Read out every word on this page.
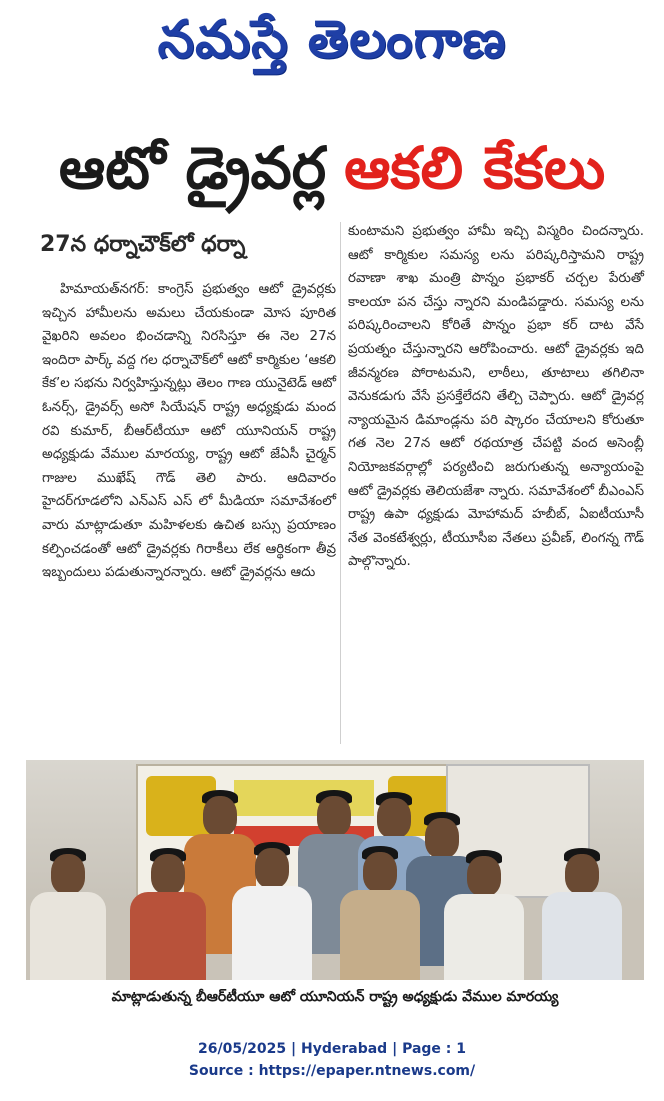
నమస్తే తెలంగాణ
ఆటో డ్రైవర్ల ఆకలి కేకలు
27న ధర్నాచౌక్‌లో ధర్నా

హిమాయత్‌నగర్: కాంగ్రెస్ ప్రభుత్వం ఆటో డ్రైవర్లకు ఇచ్చిన హామీలను అమలు చేయకుండా మోస పూరిత వైఖరిని అవలం భించడాన్ని నిరసిస్తూ ఈ నెల 27న ఇందిరా పార్క్ వద్ద గల ధర్నాచౌక్‌లో ఆటో కార్మికుల ‘ఆకలి కేక’ల సభను నిర్వహిస్తున్నట్లు తెలం గాణ యునైటెడ్ ఆటో ఓనర్స్, డ్రైవర్స్ అసో సియేషన్ రాష్ట్ర అధ్యక్షుడు మంద రవి కుమార్, బీఆర్‌టీయూ ఆటో యూనియన్ రాష్ట్ర అధ్యక్షుడు వేముల మారయ్య, రాష్ట్ర ఆటో జేఏసీ చైర్మన్ గాజుల ముఖేష్ గౌడ్ తెలి పారు. ఆదివారం హైదర్‌గూడలోని ఎన్‌ఎస్ ఎస్ లో మీడియా సమావేశంలో వారు మాట్లాడుతూ మహిళలకు ఉచిత బస్సు ప్రయాణం కల్పించడంతో ఆటో డ్రైవర్లకు గిరాకీలు లేక ఆర్థికంగా తీవ్ర ఇబ్బందులు పడుతున్నారన్నారు. ఆటో డ్రైవర్లను ఆదు

కుంటామని ప్రభుత్వం హామీ ఇచ్చి విస్మరిం చిందన్నారు. ఆటో కార్మికుల సమస్య లను పరిష్కరిస్తామని రాష్ట్ర రవాణా శాఖ మంత్రి పొన్నం ప్రభాకర్ చర్చల పేరుతో కాలయా పన చేస్తు న్నారని మండిపడ్డారు. సమస్య లను పరిష్కరించాలని కోరితే పొన్నం ప్రభా కర్ దాట వేసే ప్రయత్నం చేస్తున్నారని ఆరోపించారు. ఆటో డ్రైవర్లకు ఇది జీవన్మరణ పోరాటమని, లాఠీలు, తూటాలు తగిలినా వెనుకడుగు వేసే ప్రసక్తేలేదని తేల్చి చెప్పారు. ఆటో డ్రైవర్ల న్యాయమైన డిమాండ్లను పరి ష్కారం చేయాలని కోరుతూ గత నెల 27న ఆటో రథయాత్ర చేపట్టి వంద అసెంబ్లీ నియోజకవర్గాల్లో పర్యటించి జరుగుతున్న అన్యాయంపై ఆటో డ్రైవర్లకు తెలియజేశా న్నారు. సమావేశంలో బీఎంఎస్ రాష్ట్ర ఉపా ధ్యక్షుడు మోహామద్ హబీబ్, ఏఐటీయూసీ నేత వెంకటేశ్వర్లు, టీయూసీఐ నేతలు ప్రవీణ్, లింగన్న గౌడ్ పాల్గొన్నారు.

మాట్లాడుతున్న బీఆర్‌టీయూ ఆటో యూనియన్ రాష్ట్ర అధ్యక్షుడు వేముల మారయ్య
26/05/2025 | Hyderabad | Page : 1
Source : https://epaper.ntnews.com/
━━━━
STATED TASK | Can you restate all the records above word for word while dropping the pictures?

SOLUTION TO THIS EXERCISE |
Read out every word on this page.
నమస్తే తెలంగాణ
ఆటో డ్రైవర్ల ఆకలి కేకలు
27న ధర్నాచౌక్‌లో ధర్నా

హిమాయత్‌నగర్: కాంగ్రెస్ ప్రభుత్వం ఆటో డ్రైవర్లకు ఇచ్చిన హామీలను అమలు చేయకుండా మోస పూరిత వైఖరిని అవలం భించడాన్ని నిరసిస్తూ ఈ నెల 27న ఇందిరా పార్క్ వద్ద గల ధర్నాచౌక్‌లో ఆటో కార్మికుల ‘ఆకలి కేక’ల సభను నిర్వహిస్తున్నట్లు తెలం గాణ యునైటెడ్ ఆటో ఓనర్స్, డ్రైవర్స్ అసో సియేషన్ రాష్ట్ర అధ్యక్షుడు మంద రవి కుమార్, బీఆర్‌టీయూ ఆటో యూనియన్ రాష్ట్ర అధ్యక్షుడు వేముల మారయ్య, రాష్ట్ర ఆటో జేఏసీ చైర్మన్ గాజుల ముఖేష్ గౌడ్ తెలి పారు. ఆదివారం హైదర్‌గూడలోని ఎన్‌ఎస్ ఎస్ లో మీడియా సమావేశంలో వారు మాట్లాడుతూ మహిళలకు ఉచిత బస్సు ప్రయాణం కల్పించడంతో ఆటో డ్రైవర్లకు గిరాకీలు లేక ఆర్థికంగా తీవ్ర ఇబ్బందులు పడుతున్నారన్నారు. ఆటో డ్రైవర్లను ఆదు

కుంటామని ప్రభుత్వం హామీ ఇచ్చి విస్మరిం చిందన్నారు. ఆటో కార్మికుల సమస్య లను పరిష్కరిస్తామని రాష్ట్ర రవాణా శాఖ మంత్రి పొన్నం ప్రభాకర్ చర్చల పేరుతో కాలయా పన చేస్తు న్నారని మండిపడ్డారు. సమస్య లను పరిష్కరించాలని కోరితే పొన్నం ప్రభా కర్ దాట వేసే ప్రయత్నం చేస్తున్నారని ఆరోపించారు. ఆటో డ్రైవర్లకు ఇది జీవన్మరణ పోరాటమని, లాఠీలు, తూటాలు తగిలినా వెనుకడుగు వేసే ప్రసక్తేలేదని తేల్చి చెప్పారు. ఆటో డ్రైవర్ల న్యాయమైన డిమాండ్లను పరి ష్కారం చేయాలని కోరుతూ గత నెల 27న ఆటో రథయాత్ర చేపట్టి వంద అసెంబ్లీ నియోజకవర్గాల్లో పర్యటించి జరుగుతున్న అన్యాయంపై ఆటో డ్రైవర్లకు తెలియజేశా న్నారు. సమావేశంలో బీఎంఎస్ రాష్ట్ర ఉపా ధ్యక్షుడు మోహామద్ హబీబ్, ఏఐటీయూసీ నేత వెంకటేశ్వర్లు, టీయూసీఐ నేతలు ప్రవీణ్, లింగన్న గౌడ్ పాల్గొన్నారు.

మాట్లాడుతున్న బీఆర్‌టీయూ ఆటో యూనియన్ రాష్ట్ర అధ్యక్షుడు వేముల మారయ్య
26/05/2025 | Hyderabad | Page : 1
Source : https://epaper.ntnews.com/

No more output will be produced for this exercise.